──────── Material for the task ────────

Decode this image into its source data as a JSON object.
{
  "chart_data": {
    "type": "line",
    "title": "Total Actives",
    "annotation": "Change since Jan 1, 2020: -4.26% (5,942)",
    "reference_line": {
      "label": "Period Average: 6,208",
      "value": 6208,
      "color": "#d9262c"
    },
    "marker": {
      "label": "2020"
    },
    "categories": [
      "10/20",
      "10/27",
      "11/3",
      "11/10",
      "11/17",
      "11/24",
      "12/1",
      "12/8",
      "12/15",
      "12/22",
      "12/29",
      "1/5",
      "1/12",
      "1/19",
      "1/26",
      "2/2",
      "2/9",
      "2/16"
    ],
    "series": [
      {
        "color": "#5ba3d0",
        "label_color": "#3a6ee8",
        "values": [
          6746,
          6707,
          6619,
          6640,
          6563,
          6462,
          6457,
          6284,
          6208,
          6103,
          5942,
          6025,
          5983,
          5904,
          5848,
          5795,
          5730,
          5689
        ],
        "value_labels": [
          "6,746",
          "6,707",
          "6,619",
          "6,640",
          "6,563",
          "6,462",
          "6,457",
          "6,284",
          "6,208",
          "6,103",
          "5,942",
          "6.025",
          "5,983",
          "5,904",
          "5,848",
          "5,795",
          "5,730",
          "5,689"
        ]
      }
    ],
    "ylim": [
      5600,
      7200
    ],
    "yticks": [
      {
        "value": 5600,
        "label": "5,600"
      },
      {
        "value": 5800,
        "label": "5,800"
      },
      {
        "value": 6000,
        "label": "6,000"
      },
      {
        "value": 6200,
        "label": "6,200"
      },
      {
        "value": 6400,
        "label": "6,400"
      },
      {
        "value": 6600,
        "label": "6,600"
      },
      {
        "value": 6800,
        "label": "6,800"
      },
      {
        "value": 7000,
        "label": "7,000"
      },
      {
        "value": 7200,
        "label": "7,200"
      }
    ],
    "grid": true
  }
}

────────

Every record above should be output exactly.

Decode this image into its source data as a JSON object.
{
  "chart_data": {
    "type": "line",
    "title": "Total Actives",
    "annotation": "Change since Jan 1, 2020: -4.26% (5,942)",
    "reference_line": {
      "label": "Period Average: 6,208",
      "value": 6208,
      "color": "#d9262c"
    },
    "marker": {
      "label": "2020"
    },
    "categories": [
      "10/20",
      "10/27",
      "11/3",
      "11/10",
      "11/17",
      "11/24",
      "12/1",
      "12/8",
      "12/15",
      "12/22",
      "12/29",
      "1/5",
      "1/12",
      "1/19",
      "1/26",
      "2/2",
      "2/9",
      "2/16"
    ],
    "series": [
      {
        "color": "#5ba3d0",
        "label_color": "#3a6ee8",
        "values": [
          6746,
          6707,
          6619,
          6640,
          6563,
          6462,
          6457,
          6284,
          6208,
          6103,
          5942,
          6025,
          5983,
          5904,
          5848,
          5795,
          5730,
          5689
        ],
        "value_labels": [
          "6,746",
          "6,707",
          "6,619",
          "6,640",
          "6,563",
          "6,462",
          "6,457",
          "6,284",
          "6,208",
          "6,103",
          "5,942",
          "6.025",
          "5,983",
          "5,904",
          "5,848",
          "5,795",
          "5,730",
          "5,689"
        ]
      }
    ],
    "ylim": [
      5600,
      7200
    ],
    "yticks": [
      {
        "value": 5600,
        "label": "5,600"
      },
      {
        "value": 5800,
        "label": "5,800"
      },
      {
        "value": 6000,
        "label": "6,000"
      },
      {
        "value": 6200,
        "label": "6,200"
      },
      {
        "value": 6400,
        "label": "6,400"
      },
      {
        "value": 6600,
        "label": "6,600"
      },
      {
        "value": 6800,
        "label": "6,800"
      },
      {
        "value": 7000,
        "label": "7,000"
      },
      {
        "value": 7200,
        "label": "7,200"
      }
    ],
    "grid": true
  }
}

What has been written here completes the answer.